----- Task inputs -----

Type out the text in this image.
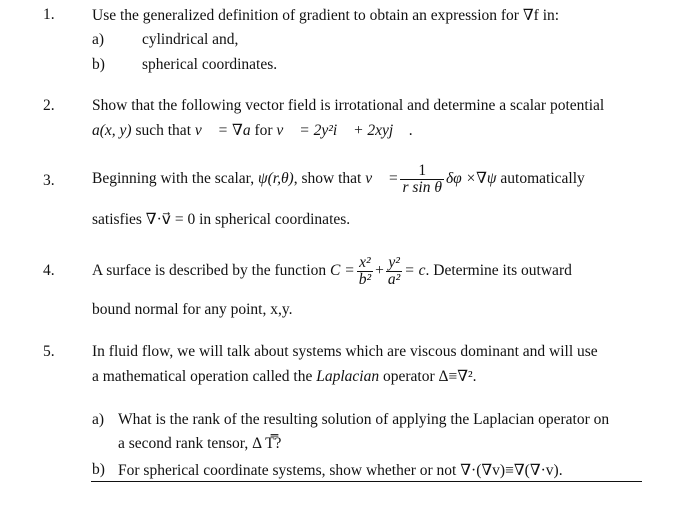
1. Use the generalized definition of gradient to obtain an expression for ∇f in:
a) cylindrical and,
b) spherical coordinates.
2. Show that the following vector field is irrotational and determine a scalar potential
a(x, y) such that v⃗ = ∇a for v⃗ = 2y²i⃗ + 2xyj⃗ .
3. Beginning with the scalar, ψ(r,θ), show that v⃗ = $\frac{1}{\text{r sin θ}}$ δφ ×∇ψ automatically
satisfies ∇·v⃗ = 0 in spherical coordinates.
4. A surface is described by the function $C = \frac{\text{x²}}{\text{b²}} + \frac{\text{y²}}{\text{a²}} = c$. Determine its outward
bound normal for any point, x,y.
5. In fluid flow, we will talk about systems which are viscous dominant and will use
a mathematical operation called the Laplacian operator Δ≡∇².
a) What is the rank of the resulting solution of applying the Laplacian operator on
a second rank tensor, Δ T̿?
b) For spherical coordinate systems, show whether or not ∇·(∇v)≡∇(∇·v).
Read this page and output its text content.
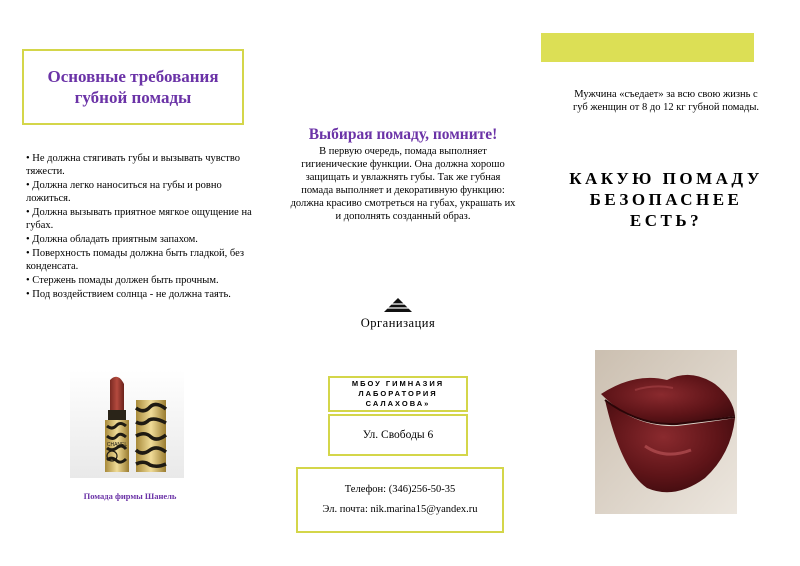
Основные требования губной помады
• Не должна стягивать губы и вызывать чувство тяжести.
• Должна легко наноситься на губы и ровно ложиться.
• Должна вызывать приятное мягкое ощущение на губах.
• Должна обладать приятным запахом.
• Поверхность помады должна быть гладкой, без конденсата.
• Стержень помады должен быть прочным.
• Под воздействием солнца - не должна таять.
CHANEL
Помада фирмы Шанель
Выбирая помаду, помните!
В первую очередь, помада выполняет гигиенические функции. Она должна хорошо защищать и увлажнять губы. Так же губная помада выполняет и декоративную функцию: должна красиво смотреться на губах, украшать их и дополнять созданный образ.
Организация
МБОУ ГИМНАЗИЯ ЛАБОРАТОРИЯ САЛАХОВА»
Ул. Свободы 6
Телефон: (346)256-50-35
Эл. почта: nik.marina15@yandex.ru
Мужчина «съедает» за всю свою жизнь с губ женщин от 8 до 12 кг губной помады.
КАКУЮ ПОМАДУ БЕЗОПАСНЕЕ ЕСТЬ?
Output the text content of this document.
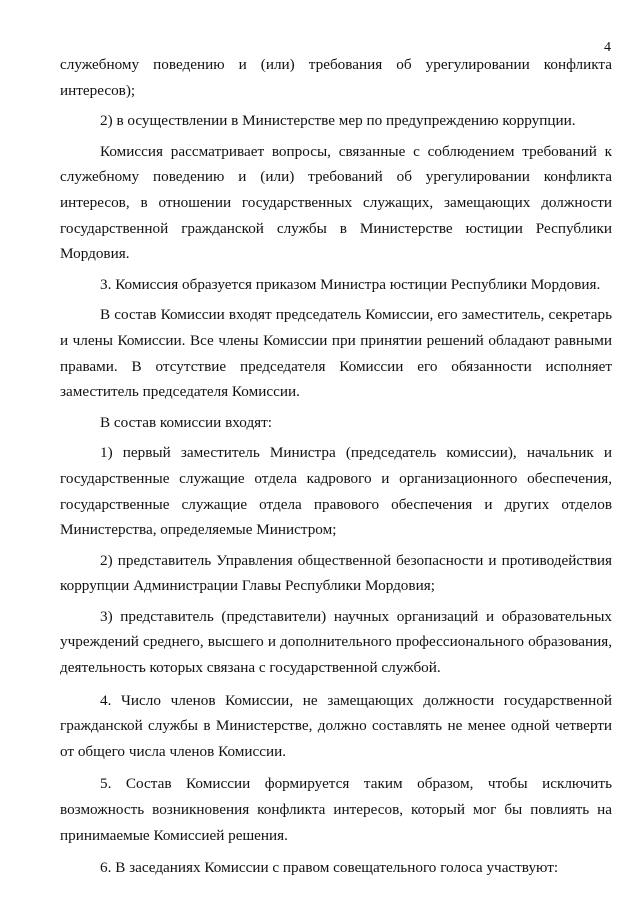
4

служебному поведению и (или) требования об урегулировании конфликта интересов);

2) в осуществлении в Министерстве мер по предупреждению коррупции.

Комиссия рассматривает вопросы, связанные с соблюдением требований к служебному поведению и (или) требований об урегулировании конфликта интересов, в отношении государственных служащих, замещающих должности государственной гражданской службы в Министерстве юстиции Республики Мордовия.

3. Комиссия образуется приказом Министра юстиции Республики Мордовия.

В состав Комиссии входят председатель Комиссии, его заместитель, секретарь и члены Комиссии. Все члены Комиссии при принятии решений обладают равными правами. В отсутствие председателя Комиссии его обязанности исполняет заместитель председателя Комиссии.

В состав комиссии входят:

1) первый заместитель Министра (председатель комиссии), начальник и государственные служащие отдела кадрового и организационного обеспечения, государственные служащие отдела правового обеспечения и других отделов Министерства, определяемые Министром;

2) представитель Управления общественной безопасности и противодействия коррупции Администрации Главы Республики Мордовия;

3) представитель (представители) научных организаций и образовательных учреждений среднего, высшего и дополнительного профессионального образования, деятельность которых связана с государственной службой.

4. Число членов Комиссии, не замещающих должности государственной гражданской службы в Министерстве, должно составлять не менее одной четверти от общего числа членов Комиссии.

5. Состав Комиссии формируется таким образом, чтобы исключить возможность возникновения конфликта интересов, который мог бы повлиять на принимаемые Комиссией решения.

6. В заседаниях Комиссии с правом совещательного голоса участвуют:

-----

◆ **Work to do**
Count how many lines contain "this" and give only that count.

◆ **Result**
3